§ Aim:
Reproduce the material exactly, omitting nothing.

-- start of Data shown --

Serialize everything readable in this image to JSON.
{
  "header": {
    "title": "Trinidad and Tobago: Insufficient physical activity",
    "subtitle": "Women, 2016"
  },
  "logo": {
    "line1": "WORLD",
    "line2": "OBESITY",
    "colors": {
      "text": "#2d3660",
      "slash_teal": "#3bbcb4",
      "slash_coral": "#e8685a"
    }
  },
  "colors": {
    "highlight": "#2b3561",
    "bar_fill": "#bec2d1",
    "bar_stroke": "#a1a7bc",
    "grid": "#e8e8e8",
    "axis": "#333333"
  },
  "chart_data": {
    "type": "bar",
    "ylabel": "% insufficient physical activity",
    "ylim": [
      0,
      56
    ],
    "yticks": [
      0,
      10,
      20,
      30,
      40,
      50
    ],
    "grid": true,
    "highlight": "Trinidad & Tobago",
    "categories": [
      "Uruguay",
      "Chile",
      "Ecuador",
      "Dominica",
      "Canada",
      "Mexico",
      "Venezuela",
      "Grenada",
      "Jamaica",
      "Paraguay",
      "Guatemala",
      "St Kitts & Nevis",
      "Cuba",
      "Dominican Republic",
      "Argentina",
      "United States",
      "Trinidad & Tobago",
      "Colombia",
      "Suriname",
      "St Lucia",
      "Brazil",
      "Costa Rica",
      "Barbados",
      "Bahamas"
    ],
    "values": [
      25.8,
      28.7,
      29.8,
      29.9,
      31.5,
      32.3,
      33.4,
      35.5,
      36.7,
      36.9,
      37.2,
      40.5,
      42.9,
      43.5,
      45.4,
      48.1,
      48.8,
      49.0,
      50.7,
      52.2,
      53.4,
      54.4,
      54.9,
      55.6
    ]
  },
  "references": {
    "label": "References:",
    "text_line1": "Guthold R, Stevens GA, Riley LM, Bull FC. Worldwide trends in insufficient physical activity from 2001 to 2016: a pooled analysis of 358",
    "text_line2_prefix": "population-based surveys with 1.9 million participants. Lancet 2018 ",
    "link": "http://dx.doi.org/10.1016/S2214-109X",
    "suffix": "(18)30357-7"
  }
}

-- end of Data shown --

§ Output of the task:
Serialize everything readable in this image to JSON.
{
  "header": {
    "title": "Trinidad and Tobago: Insufficient physical activity",
    "subtitle": "Women, 2016"
  },
  "logo": {
    "line1": "WORLD",
    "line2": "OBESITY",
    "colors": {
      "text": "#2d3660",
      "slash_teal": "#3bbcb4",
      "slash_coral": "#e8685a"
    }
  },
  "colors": {
    "highlight": "#2b3561",
    "bar_fill": "#bec2d1",
    "bar_stroke": "#a1a7bc",
    "grid": "#e8e8e8",
    "axis": "#333333"
  },
  "chart_data": {
    "type": "bar",
    "ylabel": "% insufficient physical activity",
    "ylim": [
      0,
      56
    ],
    "yticks": [
      0,
      10,
      20,
      30,
      40,
      50
    ],
    "grid": true,
    "highlight": "Trinidad & Tobago",
    "categories": [
      "Uruguay",
      "Chile",
      "Ecuador",
      "Dominica",
      "Canada",
      "Mexico",
      "Venezuela",
      "Grenada",
      "Jamaica",
      "Paraguay",
      "Guatemala",
      "St Kitts & Nevis",
      "Cuba",
      "Dominican Republic",
      "Argentina",
      "United States",
      "Trinidad & Tobago",
      "Colombia",
      "Suriname",
      "St Lucia",
      "Brazil",
      "Costa Rica",
      "Barbados",
      "Bahamas"
    ],
    "values": [
      25.8,
      28.7,
      29.8,
      29.9,
      31.5,
      32.3,
      33.4,
      35.5,
      36.7,
      36.9,
      37.2,
      40.5,
      42.9,
      43.5,
      45.4,
      48.1,
      48.8,
      49.0,
      50.7,
      52.2,
      53.4,
      54.4,
      54.9,
      55.6
    ]
  },
  "references": {
    "label": "References:",
    "text_line1": "Guthold R, Stevens GA, Riley LM, Bull FC. Worldwide trends in insufficient physical activity from 2001 to 2016: a pooled analysis of 358",
    "text_line2_prefix": "population-based surveys with 1.9 million participants. Lancet 2018 ",
    "link": "http://dx.doi.org/10.1016/S2214-109X",
    "suffix": "(18)30357-7"
  }
}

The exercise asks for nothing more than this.